Task details:
Say how many lines of the material below contain the word "properties", with no other words.

***** Given data *****

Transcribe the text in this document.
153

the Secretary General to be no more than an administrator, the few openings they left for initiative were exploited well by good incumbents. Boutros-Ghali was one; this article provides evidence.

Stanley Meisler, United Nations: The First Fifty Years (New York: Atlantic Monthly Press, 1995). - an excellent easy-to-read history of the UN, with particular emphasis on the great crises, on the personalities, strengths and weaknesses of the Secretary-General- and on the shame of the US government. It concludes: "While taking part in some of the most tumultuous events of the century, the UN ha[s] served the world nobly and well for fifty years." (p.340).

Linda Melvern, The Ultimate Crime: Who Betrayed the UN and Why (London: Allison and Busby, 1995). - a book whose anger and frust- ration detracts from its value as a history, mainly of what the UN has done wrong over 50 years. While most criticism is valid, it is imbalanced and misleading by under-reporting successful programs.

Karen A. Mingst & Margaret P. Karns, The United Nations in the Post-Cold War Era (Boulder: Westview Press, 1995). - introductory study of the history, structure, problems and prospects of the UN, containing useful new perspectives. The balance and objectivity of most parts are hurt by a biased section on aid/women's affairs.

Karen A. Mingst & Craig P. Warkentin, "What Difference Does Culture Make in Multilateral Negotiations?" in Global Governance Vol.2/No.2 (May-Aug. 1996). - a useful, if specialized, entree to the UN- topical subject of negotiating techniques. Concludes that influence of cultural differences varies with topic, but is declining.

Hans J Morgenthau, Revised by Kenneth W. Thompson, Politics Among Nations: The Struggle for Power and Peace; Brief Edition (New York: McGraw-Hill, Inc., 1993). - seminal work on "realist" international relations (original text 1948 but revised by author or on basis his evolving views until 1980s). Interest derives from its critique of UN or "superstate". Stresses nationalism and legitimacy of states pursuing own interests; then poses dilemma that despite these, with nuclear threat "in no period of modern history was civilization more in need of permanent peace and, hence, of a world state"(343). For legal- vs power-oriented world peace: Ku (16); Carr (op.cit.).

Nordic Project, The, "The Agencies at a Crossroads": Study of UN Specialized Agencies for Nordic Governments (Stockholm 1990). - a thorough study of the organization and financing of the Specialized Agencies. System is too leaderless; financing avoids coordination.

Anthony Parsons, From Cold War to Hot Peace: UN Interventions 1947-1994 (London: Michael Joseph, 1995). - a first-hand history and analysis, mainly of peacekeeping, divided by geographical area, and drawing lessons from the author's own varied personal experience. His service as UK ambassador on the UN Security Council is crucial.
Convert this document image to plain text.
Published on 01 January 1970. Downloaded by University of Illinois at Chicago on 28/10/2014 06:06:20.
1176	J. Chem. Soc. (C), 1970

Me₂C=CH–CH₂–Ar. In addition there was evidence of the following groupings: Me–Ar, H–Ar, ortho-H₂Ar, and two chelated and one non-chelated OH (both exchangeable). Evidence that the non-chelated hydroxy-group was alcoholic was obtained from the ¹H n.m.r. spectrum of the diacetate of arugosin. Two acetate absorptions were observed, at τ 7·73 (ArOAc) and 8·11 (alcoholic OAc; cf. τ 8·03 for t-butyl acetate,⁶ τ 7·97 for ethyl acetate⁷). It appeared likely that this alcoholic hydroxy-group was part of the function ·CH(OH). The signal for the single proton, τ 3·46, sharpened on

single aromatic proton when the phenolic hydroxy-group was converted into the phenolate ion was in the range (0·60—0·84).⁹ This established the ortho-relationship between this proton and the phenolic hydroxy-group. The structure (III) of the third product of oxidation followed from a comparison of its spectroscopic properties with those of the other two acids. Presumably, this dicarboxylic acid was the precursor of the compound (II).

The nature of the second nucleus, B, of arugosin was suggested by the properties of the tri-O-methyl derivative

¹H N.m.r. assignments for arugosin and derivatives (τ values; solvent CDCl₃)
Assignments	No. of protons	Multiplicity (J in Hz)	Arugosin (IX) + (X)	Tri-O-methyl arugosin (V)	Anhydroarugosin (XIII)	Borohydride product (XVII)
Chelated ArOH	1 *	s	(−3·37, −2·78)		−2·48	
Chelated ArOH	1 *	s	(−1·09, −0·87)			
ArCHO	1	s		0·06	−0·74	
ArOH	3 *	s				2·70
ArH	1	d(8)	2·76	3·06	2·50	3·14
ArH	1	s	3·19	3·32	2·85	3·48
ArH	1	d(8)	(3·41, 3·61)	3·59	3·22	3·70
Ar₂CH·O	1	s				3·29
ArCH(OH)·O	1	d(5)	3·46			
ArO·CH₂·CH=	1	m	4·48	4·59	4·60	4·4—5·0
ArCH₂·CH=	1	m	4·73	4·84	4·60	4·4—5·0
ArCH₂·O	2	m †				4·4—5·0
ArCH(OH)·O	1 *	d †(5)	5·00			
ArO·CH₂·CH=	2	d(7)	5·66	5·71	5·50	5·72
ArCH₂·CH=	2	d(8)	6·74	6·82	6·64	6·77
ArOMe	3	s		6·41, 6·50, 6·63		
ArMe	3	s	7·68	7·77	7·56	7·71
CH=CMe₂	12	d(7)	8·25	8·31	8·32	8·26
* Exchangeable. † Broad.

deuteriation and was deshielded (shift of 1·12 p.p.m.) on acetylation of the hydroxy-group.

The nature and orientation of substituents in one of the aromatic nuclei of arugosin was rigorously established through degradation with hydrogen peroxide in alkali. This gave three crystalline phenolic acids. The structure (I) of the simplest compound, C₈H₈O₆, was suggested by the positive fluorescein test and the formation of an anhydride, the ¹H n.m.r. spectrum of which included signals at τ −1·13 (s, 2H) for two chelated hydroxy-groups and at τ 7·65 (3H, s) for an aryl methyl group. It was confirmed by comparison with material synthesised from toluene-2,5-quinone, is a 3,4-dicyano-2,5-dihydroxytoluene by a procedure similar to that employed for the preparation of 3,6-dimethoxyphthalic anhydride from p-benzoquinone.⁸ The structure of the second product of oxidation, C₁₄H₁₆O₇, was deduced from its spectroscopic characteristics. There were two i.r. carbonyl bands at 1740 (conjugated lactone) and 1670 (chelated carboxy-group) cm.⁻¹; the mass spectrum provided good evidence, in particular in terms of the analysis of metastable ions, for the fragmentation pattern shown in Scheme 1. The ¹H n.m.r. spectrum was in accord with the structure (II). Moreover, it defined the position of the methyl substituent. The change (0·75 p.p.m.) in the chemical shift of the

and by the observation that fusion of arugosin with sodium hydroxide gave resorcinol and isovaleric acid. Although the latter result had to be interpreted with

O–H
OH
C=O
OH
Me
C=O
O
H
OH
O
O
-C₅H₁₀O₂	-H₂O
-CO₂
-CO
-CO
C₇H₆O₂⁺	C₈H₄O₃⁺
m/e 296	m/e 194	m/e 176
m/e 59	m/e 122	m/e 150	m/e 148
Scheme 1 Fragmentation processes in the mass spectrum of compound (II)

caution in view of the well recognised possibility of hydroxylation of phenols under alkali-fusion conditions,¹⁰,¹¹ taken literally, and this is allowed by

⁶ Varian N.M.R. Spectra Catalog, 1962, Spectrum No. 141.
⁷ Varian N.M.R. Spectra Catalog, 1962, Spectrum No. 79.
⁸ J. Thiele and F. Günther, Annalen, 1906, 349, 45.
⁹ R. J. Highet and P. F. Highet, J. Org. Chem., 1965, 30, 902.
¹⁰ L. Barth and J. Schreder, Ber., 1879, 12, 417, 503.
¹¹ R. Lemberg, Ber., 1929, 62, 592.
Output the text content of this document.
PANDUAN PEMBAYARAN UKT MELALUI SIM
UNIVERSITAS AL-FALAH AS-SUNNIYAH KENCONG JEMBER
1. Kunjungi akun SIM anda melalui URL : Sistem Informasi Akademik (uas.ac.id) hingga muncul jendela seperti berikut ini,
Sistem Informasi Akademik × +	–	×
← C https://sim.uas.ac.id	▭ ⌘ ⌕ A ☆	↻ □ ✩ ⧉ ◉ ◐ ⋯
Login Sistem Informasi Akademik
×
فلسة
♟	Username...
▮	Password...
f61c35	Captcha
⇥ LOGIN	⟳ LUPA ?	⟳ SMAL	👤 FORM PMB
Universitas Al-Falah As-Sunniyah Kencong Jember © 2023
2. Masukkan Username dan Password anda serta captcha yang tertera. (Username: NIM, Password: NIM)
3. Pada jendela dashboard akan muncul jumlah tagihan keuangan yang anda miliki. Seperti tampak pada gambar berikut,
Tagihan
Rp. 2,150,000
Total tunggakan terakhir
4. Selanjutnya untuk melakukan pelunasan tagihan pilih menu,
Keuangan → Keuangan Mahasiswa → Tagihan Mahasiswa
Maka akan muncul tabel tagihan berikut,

*****

Reply:
2